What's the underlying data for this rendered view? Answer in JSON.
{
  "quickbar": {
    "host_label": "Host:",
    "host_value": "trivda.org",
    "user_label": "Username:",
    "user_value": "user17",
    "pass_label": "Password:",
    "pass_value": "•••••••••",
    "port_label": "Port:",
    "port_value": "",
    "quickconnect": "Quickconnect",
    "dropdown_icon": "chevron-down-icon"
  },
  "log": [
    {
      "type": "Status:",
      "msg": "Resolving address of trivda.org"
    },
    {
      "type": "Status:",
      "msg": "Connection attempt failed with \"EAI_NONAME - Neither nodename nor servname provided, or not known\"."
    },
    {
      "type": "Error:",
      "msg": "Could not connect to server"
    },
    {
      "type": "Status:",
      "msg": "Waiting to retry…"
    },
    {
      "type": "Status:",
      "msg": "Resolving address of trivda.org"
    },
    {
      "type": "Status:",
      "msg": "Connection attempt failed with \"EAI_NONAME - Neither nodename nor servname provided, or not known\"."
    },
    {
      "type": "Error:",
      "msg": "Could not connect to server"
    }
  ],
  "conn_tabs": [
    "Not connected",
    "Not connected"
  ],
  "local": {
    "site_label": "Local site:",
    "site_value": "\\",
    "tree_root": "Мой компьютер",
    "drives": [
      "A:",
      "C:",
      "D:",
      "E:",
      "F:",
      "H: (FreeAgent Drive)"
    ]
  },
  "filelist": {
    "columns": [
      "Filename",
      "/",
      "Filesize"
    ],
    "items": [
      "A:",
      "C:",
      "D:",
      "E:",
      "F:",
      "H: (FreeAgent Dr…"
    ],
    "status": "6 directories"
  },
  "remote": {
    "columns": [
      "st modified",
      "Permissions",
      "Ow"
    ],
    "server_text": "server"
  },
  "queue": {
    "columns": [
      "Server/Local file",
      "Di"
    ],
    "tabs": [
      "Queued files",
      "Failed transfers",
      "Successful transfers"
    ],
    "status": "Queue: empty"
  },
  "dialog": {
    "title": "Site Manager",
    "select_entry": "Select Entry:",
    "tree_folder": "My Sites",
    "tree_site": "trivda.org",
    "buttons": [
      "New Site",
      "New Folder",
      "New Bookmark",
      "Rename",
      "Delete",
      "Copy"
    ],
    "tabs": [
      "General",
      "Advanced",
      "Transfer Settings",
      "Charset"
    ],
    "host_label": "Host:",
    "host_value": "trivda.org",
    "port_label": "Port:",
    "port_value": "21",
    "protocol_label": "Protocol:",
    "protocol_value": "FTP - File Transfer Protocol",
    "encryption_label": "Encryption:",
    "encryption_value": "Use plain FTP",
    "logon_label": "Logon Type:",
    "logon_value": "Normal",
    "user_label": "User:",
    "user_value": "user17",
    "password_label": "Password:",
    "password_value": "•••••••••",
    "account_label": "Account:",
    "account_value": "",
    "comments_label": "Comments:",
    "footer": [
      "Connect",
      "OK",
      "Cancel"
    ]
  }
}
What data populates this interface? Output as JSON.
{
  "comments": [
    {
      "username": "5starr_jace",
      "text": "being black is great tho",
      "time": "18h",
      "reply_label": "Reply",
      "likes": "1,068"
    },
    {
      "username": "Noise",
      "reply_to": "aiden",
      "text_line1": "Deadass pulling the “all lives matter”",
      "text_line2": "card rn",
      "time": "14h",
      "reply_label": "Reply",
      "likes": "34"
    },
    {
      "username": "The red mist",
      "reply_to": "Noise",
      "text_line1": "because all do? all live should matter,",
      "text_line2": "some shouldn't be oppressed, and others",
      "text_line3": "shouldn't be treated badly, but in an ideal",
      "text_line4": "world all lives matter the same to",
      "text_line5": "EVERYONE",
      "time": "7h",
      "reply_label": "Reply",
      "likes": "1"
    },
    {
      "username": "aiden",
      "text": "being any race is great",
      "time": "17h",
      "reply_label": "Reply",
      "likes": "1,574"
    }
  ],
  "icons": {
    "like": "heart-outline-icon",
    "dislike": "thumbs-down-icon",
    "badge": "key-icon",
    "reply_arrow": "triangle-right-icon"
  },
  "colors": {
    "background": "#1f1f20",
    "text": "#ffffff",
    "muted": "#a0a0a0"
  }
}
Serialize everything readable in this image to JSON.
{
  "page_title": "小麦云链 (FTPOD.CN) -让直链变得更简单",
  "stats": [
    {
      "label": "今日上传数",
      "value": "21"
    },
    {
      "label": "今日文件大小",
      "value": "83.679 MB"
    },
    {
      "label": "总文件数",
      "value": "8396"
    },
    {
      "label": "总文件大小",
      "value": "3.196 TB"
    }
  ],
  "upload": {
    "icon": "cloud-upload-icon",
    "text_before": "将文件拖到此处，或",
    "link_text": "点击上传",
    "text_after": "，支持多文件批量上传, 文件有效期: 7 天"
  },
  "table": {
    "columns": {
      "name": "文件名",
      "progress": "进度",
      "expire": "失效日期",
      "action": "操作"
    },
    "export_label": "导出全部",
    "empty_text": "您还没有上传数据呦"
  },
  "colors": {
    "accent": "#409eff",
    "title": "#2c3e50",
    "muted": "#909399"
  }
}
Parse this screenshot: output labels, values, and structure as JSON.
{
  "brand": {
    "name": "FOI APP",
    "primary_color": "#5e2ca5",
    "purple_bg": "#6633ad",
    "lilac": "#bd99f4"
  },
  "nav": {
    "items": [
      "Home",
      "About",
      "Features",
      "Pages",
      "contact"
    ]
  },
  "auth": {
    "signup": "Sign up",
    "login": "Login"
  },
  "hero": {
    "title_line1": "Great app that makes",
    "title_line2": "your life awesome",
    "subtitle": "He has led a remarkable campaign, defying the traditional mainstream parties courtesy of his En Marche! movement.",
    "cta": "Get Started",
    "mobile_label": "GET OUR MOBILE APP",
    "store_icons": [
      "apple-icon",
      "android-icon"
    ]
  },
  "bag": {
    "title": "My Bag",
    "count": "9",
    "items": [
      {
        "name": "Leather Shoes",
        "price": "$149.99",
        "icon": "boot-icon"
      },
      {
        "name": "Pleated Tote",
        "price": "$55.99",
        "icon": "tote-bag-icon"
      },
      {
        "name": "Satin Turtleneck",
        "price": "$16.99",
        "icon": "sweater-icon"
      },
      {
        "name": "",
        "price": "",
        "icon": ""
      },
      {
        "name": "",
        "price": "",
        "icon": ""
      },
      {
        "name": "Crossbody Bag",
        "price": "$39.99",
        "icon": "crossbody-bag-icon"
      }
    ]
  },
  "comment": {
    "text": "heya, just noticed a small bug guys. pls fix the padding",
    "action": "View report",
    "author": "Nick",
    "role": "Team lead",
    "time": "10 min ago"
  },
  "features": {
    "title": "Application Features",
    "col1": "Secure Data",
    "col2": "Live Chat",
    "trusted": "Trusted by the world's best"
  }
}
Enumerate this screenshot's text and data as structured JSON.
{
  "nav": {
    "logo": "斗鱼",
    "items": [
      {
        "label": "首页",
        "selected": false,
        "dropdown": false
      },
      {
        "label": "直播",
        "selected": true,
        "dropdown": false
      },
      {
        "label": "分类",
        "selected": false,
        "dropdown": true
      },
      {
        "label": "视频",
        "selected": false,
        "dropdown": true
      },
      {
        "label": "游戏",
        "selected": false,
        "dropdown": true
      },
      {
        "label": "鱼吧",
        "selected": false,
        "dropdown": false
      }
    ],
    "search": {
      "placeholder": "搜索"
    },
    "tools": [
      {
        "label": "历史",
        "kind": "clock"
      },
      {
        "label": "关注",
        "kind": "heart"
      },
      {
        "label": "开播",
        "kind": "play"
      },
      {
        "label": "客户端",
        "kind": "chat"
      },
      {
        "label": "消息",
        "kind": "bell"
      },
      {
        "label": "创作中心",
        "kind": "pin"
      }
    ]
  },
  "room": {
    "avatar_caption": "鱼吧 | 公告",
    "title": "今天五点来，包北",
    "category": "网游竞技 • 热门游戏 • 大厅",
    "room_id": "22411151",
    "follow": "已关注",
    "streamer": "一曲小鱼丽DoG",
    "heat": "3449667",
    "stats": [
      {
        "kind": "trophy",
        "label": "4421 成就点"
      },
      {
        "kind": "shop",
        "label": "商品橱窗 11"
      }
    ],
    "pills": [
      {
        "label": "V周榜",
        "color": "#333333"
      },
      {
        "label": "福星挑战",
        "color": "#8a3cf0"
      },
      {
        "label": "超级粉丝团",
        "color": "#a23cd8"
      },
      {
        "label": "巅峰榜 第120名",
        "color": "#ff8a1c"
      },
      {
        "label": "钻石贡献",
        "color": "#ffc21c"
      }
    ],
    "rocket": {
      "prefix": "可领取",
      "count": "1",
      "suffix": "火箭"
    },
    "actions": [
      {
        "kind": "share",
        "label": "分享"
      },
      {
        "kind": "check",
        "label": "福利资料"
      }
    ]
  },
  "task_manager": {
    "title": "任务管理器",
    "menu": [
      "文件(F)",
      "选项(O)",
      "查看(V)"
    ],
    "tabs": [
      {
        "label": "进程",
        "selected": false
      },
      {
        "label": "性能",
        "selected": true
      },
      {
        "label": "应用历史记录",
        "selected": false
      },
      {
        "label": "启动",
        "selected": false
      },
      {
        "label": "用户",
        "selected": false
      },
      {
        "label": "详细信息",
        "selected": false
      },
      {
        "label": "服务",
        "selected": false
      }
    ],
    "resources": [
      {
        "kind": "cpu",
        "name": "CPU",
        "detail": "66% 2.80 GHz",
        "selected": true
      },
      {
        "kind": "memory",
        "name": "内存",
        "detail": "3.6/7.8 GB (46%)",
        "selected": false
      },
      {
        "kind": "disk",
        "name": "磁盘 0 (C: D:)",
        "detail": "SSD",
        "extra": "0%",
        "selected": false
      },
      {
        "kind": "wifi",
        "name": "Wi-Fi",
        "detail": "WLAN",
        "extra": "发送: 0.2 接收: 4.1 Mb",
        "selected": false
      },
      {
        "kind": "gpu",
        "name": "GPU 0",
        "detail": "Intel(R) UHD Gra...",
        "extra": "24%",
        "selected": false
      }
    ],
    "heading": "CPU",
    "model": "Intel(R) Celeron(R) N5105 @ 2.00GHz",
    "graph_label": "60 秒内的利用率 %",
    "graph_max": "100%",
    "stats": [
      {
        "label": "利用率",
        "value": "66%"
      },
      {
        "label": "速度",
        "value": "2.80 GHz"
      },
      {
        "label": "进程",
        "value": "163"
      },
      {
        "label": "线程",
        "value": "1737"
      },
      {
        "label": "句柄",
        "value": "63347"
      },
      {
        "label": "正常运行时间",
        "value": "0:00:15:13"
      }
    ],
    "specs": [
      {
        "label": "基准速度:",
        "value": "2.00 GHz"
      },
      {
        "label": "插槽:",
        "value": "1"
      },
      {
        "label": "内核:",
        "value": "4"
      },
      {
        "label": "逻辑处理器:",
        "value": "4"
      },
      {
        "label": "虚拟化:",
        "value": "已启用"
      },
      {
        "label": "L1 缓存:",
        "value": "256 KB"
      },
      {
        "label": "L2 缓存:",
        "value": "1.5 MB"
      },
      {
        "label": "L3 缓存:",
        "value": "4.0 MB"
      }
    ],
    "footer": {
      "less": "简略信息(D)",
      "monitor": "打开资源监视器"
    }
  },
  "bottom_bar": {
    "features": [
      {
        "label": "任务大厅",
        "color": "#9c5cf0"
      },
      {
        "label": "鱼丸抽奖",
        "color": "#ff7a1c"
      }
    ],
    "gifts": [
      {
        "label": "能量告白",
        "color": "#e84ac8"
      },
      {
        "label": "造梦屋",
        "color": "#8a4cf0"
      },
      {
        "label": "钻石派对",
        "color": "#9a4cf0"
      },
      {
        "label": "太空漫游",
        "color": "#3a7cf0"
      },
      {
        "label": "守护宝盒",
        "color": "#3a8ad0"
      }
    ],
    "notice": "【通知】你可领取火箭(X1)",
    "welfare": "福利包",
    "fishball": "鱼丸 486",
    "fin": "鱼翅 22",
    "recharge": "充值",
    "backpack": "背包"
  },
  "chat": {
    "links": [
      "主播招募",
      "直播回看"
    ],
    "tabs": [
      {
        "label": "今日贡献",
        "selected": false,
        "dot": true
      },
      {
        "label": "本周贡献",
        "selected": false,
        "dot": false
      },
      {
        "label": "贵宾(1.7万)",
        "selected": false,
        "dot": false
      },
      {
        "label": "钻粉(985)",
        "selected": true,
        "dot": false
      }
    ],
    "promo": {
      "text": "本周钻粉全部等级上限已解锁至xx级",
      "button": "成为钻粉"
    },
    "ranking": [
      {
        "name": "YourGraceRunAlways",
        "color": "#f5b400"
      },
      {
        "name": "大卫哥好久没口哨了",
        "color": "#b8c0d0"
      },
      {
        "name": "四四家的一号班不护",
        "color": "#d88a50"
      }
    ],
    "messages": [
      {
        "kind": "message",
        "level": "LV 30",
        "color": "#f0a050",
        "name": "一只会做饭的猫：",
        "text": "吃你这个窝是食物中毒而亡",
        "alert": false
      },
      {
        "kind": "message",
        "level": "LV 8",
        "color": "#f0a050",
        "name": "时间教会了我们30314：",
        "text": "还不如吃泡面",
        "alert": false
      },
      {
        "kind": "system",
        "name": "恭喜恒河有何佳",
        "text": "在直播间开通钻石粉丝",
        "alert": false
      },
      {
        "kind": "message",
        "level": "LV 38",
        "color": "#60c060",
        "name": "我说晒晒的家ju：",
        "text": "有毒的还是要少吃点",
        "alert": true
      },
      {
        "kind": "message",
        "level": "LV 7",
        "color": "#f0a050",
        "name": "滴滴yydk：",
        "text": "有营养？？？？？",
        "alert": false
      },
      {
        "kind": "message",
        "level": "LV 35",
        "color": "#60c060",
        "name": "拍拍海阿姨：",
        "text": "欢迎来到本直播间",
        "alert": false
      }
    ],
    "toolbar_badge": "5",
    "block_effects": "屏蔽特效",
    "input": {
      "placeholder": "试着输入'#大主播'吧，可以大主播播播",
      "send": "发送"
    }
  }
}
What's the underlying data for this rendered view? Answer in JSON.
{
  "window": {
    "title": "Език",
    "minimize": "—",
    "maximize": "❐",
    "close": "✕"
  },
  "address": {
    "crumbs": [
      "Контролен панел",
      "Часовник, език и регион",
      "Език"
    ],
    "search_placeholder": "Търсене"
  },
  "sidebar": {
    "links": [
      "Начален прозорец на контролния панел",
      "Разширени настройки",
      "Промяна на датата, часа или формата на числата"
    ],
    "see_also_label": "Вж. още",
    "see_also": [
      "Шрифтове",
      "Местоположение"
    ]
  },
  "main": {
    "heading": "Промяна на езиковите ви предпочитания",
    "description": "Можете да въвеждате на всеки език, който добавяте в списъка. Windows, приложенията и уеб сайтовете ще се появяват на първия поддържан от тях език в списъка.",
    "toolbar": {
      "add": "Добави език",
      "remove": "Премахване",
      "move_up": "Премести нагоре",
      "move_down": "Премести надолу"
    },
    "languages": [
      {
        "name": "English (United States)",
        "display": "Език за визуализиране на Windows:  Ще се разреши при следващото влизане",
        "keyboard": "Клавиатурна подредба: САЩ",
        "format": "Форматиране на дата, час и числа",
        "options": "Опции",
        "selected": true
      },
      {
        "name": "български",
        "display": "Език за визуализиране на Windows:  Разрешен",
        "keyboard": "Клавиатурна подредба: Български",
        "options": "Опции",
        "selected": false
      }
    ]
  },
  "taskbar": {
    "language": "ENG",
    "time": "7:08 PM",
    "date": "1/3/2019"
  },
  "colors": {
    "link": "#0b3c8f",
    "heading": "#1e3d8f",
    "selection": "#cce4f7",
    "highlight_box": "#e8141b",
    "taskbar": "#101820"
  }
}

◆ ◆ ◆ ◆

TASK STATEMENT — Say how many lines in the listing above include "likes". Give nothing but the number.

WORKED ANSWER — 4